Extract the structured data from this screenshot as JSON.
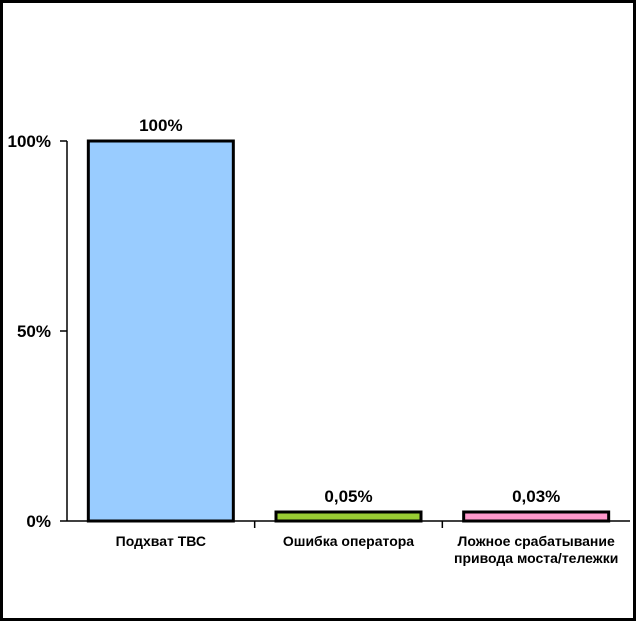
{
  "chart_data": {
    "type": "bar",
    "categories": [
      [
        "Подхват ТВС"
      ],
      [
        "Ошибка оператора"
      ],
      [
        "Ложное срабатывание",
        "привода моста/тележки"
      ]
    ],
    "values": [
      100,
      0.05,
      0.03
    ],
    "data_labels": [
      "100%",
      "0,05%",
      "0,03%"
    ],
    "colors": [
      "#99CCFF",
      "#99CC33",
      "#FF99CC"
    ],
    "y_ticks": [
      {
        "value": 0,
        "label": "0%"
      },
      {
        "value": 50,
        "label": "50%"
      },
      {
        "value": 100,
        "label": "100%"
      }
    ],
    "ylim": [
      0,
      100
    ],
    "grid": false,
    "legend": "none"
  }
}
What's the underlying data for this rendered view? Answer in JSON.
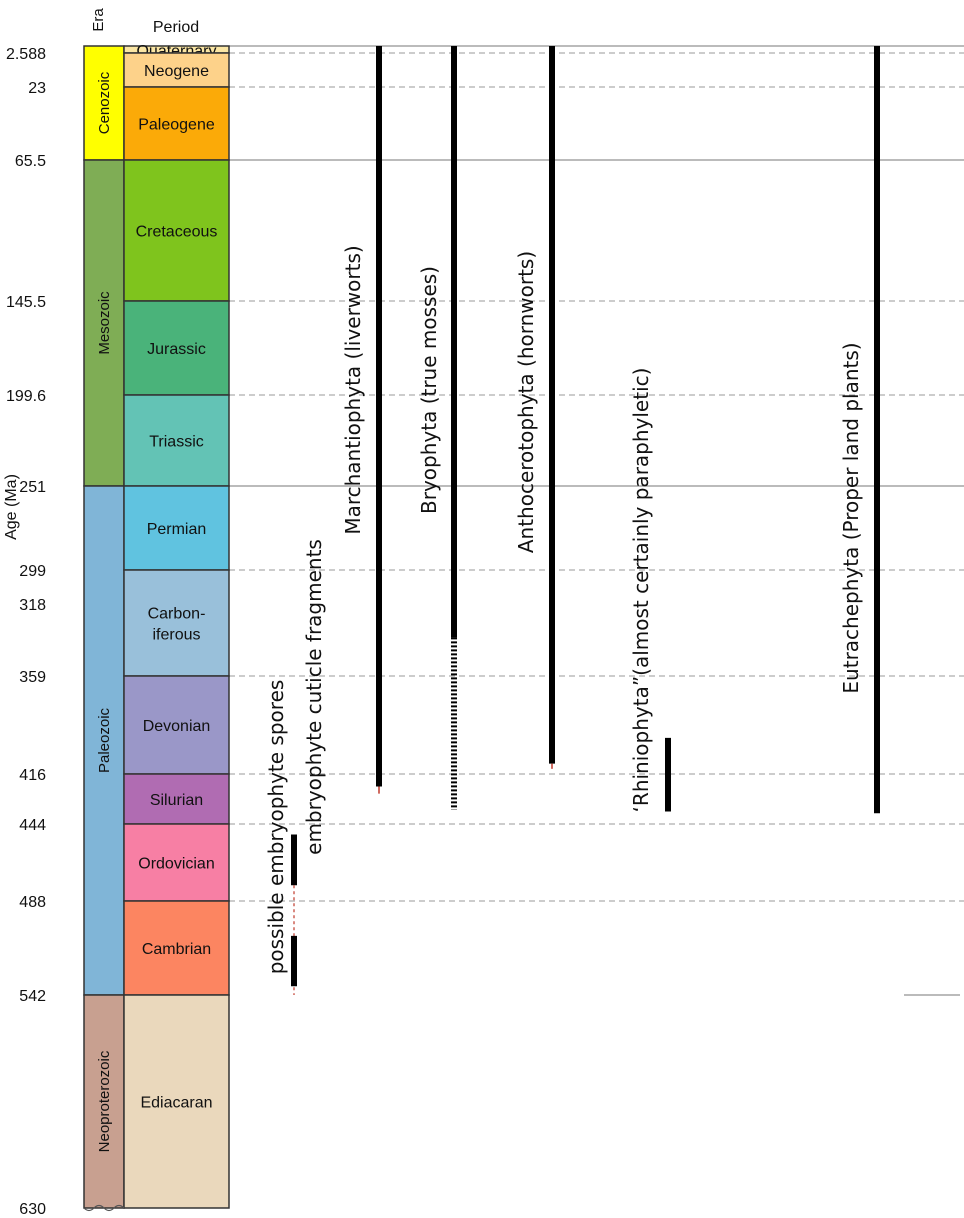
{
  "headers": {
    "era": "Era",
    "period": "Period",
    "age_axis": "Age (Ma)"
  },
  "age_ticks": [
    {
      "label": "2.588",
      "value": 2.588
    },
    {
      "label": "23",
      "value": 23
    },
    {
      "label": "65.5",
      "value": 65.5
    },
    {
      "label": "145.5",
      "value": 145.5
    },
    {
      "label": "199.6",
      "value": 199.6
    },
    {
      "label": "251",
      "value": 251
    },
    {
      "label": "299",
      "value": 299
    },
    {
      "label": "318",
      "value": 318
    },
    {
      "label": "359",
      "value": 359
    },
    {
      "label": "416",
      "value": 416
    },
    {
      "label": "444",
      "value": 444
    },
    {
      "label": "488",
      "value": 488
    },
    {
      "label": "542",
      "value": 542
    },
    {
      "label": "630",
      "value": 630
    }
  ],
  "eras": [
    {
      "name": "Cenozoic",
      "start": 0,
      "end": 65.5,
      "color": "#ffff00"
    },
    {
      "name": "Mesozoic",
      "start": 65.5,
      "end": 251,
      "color": "#7fad55"
    },
    {
      "name": "Paleozoic",
      "start": 251,
      "end": 542,
      "color": "#80b5d7"
    },
    {
      "name": "Neoproterozoic",
      "start": 542,
      "end": 630,
      "color": "#c8a090"
    }
  ],
  "periods": [
    {
      "name": "Quaternary",
      "lines": [
        "Quaternary"
      ],
      "start": 0,
      "end": 2.588,
      "color": "#fbe6a4"
    },
    {
      "name": "Neogene",
      "lines": [
        "Neogene"
      ],
      "start": 2.588,
      "end": 23,
      "color": "#fdd28a"
    },
    {
      "name": "Paleogene",
      "lines": [
        "Paleogene"
      ],
      "start": 23,
      "end": 65.5,
      "color": "#fbaa08"
    },
    {
      "name": "Cretaceous",
      "lines": [
        "Cretaceous"
      ],
      "start": 65.5,
      "end": 145.5,
      "color": "#7fc41d"
    },
    {
      "name": "Jurassic",
      "lines": [
        "Jurassic"
      ],
      "start": 145.5,
      "end": 199.6,
      "color": "#4ab37a"
    },
    {
      "name": "Triassic",
      "lines": [
        "Triassic"
      ],
      "start": 199.6,
      "end": 251,
      "color": "#63c3b5"
    },
    {
      "name": "Permian",
      "lines": [
        "Permian"
      ],
      "start": 251,
      "end": 299,
      "color": "#60c3e0"
    },
    {
      "name": "Carboniferous",
      "lines": [
        "Carbon-",
        "iferous"
      ],
      "start": 299,
      "end": 359,
      "color": "#99c0da"
    },
    {
      "name": "Devonian",
      "lines": [
        "Devonian"
      ],
      "start": 359,
      "end": 416,
      "color": "#9a97c8"
    },
    {
      "name": "Silurian",
      "lines": [
        "Silurian"
      ],
      "start": 416,
      "end": 444,
      "color": "#b06cb2"
    },
    {
      "name": "Ordovician",
      "lines": [
        "Ordovician"
      ],
      "start": 444,
      "end": 488,
      "color": "#f77fa4"
    },
    {
      "name": "Cambrian",
      "lines": [
        "Cambrian"
      ],
      "start": 488,
      "end": 542,
      "color": "#fc8561"
    },
    {
      "name": "Ediacaran",
      "lines": [
        "Ediacaran"
      ],
      "start": 542,
      "end": 630,
      "color": "#ead8bc"
    }
  ],
  "boundaries": [
    {
      "age": 0,
      "style": "solid"
    },
    {
      "age": 2.588,
      "style": "dashed"
    },
    {
      "age": 23,
      "style": "dashed"
    },
    {
      "age": 65.5,
      "style": "solid"
    },
    {
      "age": 145.5,
      "style": "dashed"
    },
    {
      "age": 199.6,
      "style": "dashed"
    },
    {
      "age": 251,
      "style": "solid"
    },
    {
      "age": 299,
      "style": "dashed"
    },
    {
      "age": 359,
      "style": "dashed"
    },
    {
      "age": 416,
      "style": "dashed"
    },
    {
      "age": 444,
      "style": "dashed"
    },
    {
      "age": 488,
      "style": "dashed"
    }
  ],
  "taxa": [
    {
      "label": "Marchantiophyta (liverworts)",
      "range_solid": [
        0,
        423
      ],
      "range_dashed": null,
      "uncertain_tail": [
        423,
        427
      ]
    },
    {
      "label": "Bryophyta (true mosses)",
      "range_solid": [
        0,
        337
      ],
      "range_dashed": [
        337,
        436
      ],
      "uncertain_tail": null
    },
    {
      "label": "Anthocerotophyta (hornworts)",
      "range_solid": [
        0,
        410
      ],
      "range_dashed": null,
      "uncertain_tail": [
        410,
        413
      ]
    },
    {
      "label": "‘Rhiniophyta”(almost certainly paraphyletic)",
      "range_solid": [
        395,
        437
      ],
      "range_dashed": null,
      "uncertain_tail": null
    },
    {
      "label": "Eutrachephyta (Proper land plants)",
      "range_solid": [
        0,
        438
      ],
      "range_dashed": null,
      "uncertain_tail": null
    },
    {
      "label": "embryophyte cuticle fragments",
      "range_solid": [
        450,
        479
      ],
      "range_dashed": [
        479,
        542
      ],
      "uncertain_tail": null
    },
    {
      "label": "possible embryophyte spores",
      "range_solid": [
        508,
        537
      ],
      "range_dashed": null,
      "uncertain_tail": null
    }
  ]
}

------

■ Job
Copy out every line from the material above in which the word "JSON" appears.

■ Task result
Extract the structured data from this screenshot as JSON.
What's the underlying data for this rendered view? Answer in JSON.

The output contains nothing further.